• TASK TO CARRY OUT: What follows is a block of records; restate each one word for word.
#### INFORMATION GIVEN
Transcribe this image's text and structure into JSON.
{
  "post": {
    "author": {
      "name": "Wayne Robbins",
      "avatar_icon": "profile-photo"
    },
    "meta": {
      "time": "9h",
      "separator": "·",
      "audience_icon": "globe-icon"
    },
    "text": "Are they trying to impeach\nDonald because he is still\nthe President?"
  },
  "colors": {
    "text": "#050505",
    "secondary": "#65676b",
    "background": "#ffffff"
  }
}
########
• FINAL RESULT:
Transcribe this image's text and structure into JSON.
{
  "post": {
    "author": {
      "name": "Wayne Robbins",
      "avatar_icon": "profile-photo"
    },
    "meta": {
      "time": "9h",
      "separator": "·",
      "audience_icon": "globe-icon"
    },
    "text": "Are they trying to impeach\nDonald because he is still\nthe President?"
  },
  "colors": {
    "text": "#050505",
    "secondary": "#65676b",
    "background": "#ffffff"
  }
}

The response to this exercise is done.